§ Work item:
Leave out the pictures and repeat the entries below verbatim.

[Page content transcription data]
BEGIN
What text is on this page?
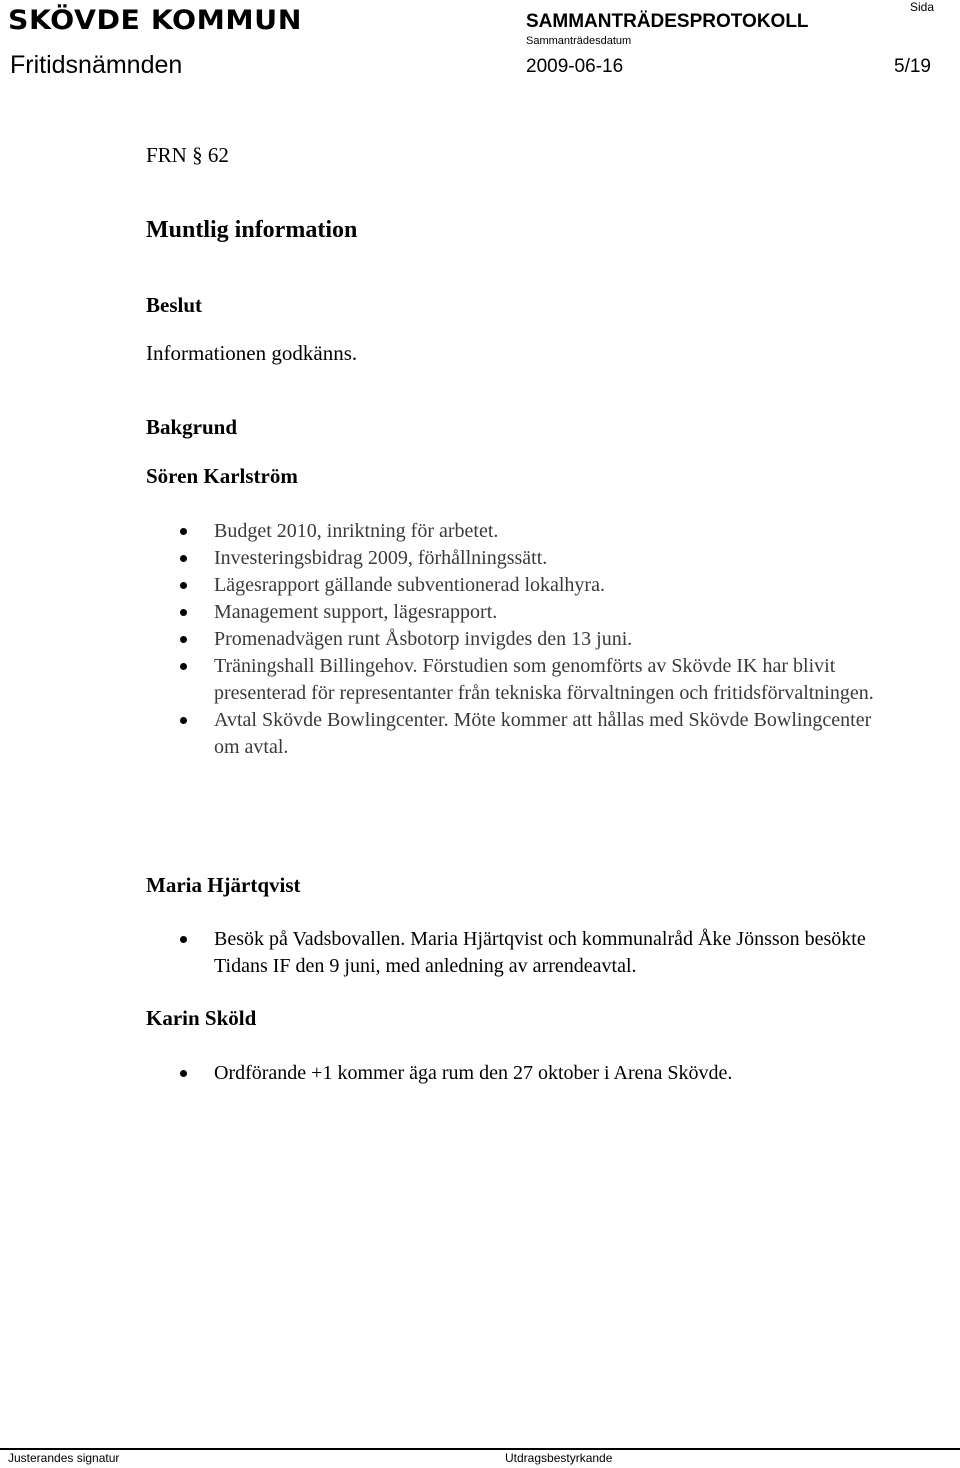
SKÖVDE KOMMUN	SAMMANTRÄDESPROTOKOLL
Sida
Sammanträdesdatum
Fritidsnämnden	2009-06-16	5/19
FRN § 62
Muntlig information
Beslut
Informationen godkänns.
Bakgrund
Sören Karlström
Budget 2010, inriktning för arbetet.
Investeringsbidrag 2009, förhållningssätt.
Lägesrapport gällande subventionerad lokalhyra.
Management support, lägesrapport.
Promenadvägen runt Åsbotorp invigdes den 13 juni.
Träningshall Billingehov. Förstudien som genomförts av Skövde IK har blivit presenterad för representanter från tekniska förvaltningen och fritidsförvaltningen.
Avtal Skövde Bowlingcenter. Möte kommer att hållas med Skövde Bowlingcenter om avtal.
Maria Hjärtqvist
Besök på Vadsbovallen. Maria Hjärtqvist och kommunalråd Åke Jönsson besökte Tidans IF den 9 juni, med anledning av arrendeavtal.
Karin Sköld
Ordförande +1 kommer äga rum den 27 oktober i Arena Skövde.
Justerandes signatur	Utdragsbestyrkande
END
§ Exercise response:
What text is on this page?
SKÖVDE KOMMUN	SAMMANTRÄDESPROTOKOLL
Sida
Sammanträdesdatum
Fritidsnämnden	2009-06-16	5/19
FRN § 62
Muntlig information
Beslut
Informationen godkänns.
Bakgrund
Sören Karlström
Budget 2010, inriktning för arbetet.
Investeringsbidrag 2009, förhållningssätt.
Lägesrapport gällande subventionerad lokalhyra.
Management support, lägesrapport.
Promenadvägen runt Åsbotorp invigdes den 13 juni.
Träningshall Billingehov. Förstudien som genomförts av Skövde IK har blivit presenterad för representanter från tekniska förvaltningen och fritidsförvaltningen.
Avtal Skövde Bowlingcenter. Möte kommer att hållas med Skövde Bowlingcenter om avtal.
Maria Hjärtqvist
Besök på Vadsbovallen. Maria Hjärtqvist och kommunalråd Åke Jönsson besökte Tidans IF den 9 juni, med anledning av arrendeavtal.
Karin Sköld
Ordförande +1 kommer äga rum den 27 oktober i Arena Skövde.
Justerandes signatur	Utdragsbestyrkande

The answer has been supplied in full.